§ **Task requirements**:
All lines featuring the string "Background" are to be listed.

§ **Data records**:
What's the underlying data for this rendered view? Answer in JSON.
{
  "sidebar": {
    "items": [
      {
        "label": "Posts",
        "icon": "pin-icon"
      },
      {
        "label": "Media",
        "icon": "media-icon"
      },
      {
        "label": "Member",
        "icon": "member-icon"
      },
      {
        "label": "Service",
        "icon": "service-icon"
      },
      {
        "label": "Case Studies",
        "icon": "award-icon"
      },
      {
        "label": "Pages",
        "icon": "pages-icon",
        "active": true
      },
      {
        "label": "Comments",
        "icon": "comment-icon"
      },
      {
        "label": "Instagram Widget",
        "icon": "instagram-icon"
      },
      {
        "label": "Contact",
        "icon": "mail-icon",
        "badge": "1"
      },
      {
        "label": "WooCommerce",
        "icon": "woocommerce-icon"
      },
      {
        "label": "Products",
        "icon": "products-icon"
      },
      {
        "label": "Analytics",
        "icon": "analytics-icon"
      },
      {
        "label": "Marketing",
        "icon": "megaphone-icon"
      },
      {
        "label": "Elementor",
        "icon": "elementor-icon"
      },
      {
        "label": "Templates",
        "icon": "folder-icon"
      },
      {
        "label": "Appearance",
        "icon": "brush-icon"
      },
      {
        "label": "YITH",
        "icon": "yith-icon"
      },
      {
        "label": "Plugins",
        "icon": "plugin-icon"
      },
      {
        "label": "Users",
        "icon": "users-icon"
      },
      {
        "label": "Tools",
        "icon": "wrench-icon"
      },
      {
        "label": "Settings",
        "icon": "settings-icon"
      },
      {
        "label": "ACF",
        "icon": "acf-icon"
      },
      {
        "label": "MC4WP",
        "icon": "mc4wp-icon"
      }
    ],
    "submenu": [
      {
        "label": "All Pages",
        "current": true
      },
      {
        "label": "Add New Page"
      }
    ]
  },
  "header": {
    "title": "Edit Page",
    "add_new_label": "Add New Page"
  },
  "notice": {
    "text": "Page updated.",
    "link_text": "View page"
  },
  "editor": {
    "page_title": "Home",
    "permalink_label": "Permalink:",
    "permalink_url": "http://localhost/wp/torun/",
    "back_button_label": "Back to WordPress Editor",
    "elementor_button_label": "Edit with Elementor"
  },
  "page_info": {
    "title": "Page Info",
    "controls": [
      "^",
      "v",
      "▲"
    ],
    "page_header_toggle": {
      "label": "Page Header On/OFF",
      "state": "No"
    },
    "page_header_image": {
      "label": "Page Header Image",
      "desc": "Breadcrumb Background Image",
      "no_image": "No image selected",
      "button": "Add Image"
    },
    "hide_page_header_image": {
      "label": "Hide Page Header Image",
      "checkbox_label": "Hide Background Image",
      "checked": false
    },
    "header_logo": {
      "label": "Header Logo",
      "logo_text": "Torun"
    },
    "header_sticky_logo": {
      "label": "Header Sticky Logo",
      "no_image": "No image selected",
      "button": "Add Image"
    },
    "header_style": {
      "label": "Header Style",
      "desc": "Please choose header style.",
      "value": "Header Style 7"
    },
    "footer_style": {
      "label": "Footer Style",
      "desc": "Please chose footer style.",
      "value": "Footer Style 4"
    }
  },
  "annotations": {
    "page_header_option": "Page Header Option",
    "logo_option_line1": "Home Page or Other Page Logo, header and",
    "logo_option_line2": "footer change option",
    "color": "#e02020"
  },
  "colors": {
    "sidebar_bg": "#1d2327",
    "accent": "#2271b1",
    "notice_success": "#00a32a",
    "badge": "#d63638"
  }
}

§ **Expected answer**:
      "desc": "Breadcrumb Background Image",
      "checkbox_label": "Hide Background Image",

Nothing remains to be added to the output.